> DATA RECORDS
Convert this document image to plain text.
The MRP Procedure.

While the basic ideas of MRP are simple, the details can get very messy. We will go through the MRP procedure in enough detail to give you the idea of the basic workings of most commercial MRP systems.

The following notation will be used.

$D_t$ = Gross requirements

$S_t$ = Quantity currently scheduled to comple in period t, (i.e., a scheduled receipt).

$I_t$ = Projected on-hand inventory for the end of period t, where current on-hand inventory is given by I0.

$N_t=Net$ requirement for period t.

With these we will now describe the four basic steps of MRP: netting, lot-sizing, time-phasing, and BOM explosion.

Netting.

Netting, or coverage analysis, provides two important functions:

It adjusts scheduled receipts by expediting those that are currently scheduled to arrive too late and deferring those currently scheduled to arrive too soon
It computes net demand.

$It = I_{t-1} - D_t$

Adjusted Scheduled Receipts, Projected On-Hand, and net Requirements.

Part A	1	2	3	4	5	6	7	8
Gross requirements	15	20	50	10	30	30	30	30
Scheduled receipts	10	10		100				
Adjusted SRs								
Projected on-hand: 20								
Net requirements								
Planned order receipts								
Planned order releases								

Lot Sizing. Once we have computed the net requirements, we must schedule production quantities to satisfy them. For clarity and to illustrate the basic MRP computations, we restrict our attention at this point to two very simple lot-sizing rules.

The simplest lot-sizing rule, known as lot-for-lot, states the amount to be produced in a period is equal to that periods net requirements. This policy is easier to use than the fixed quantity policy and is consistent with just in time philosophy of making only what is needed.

> PROBLEM DETAILS
From the listing above, report the number of lines containing the string "order", without any accompanying remarks.

> TASK RESULT
2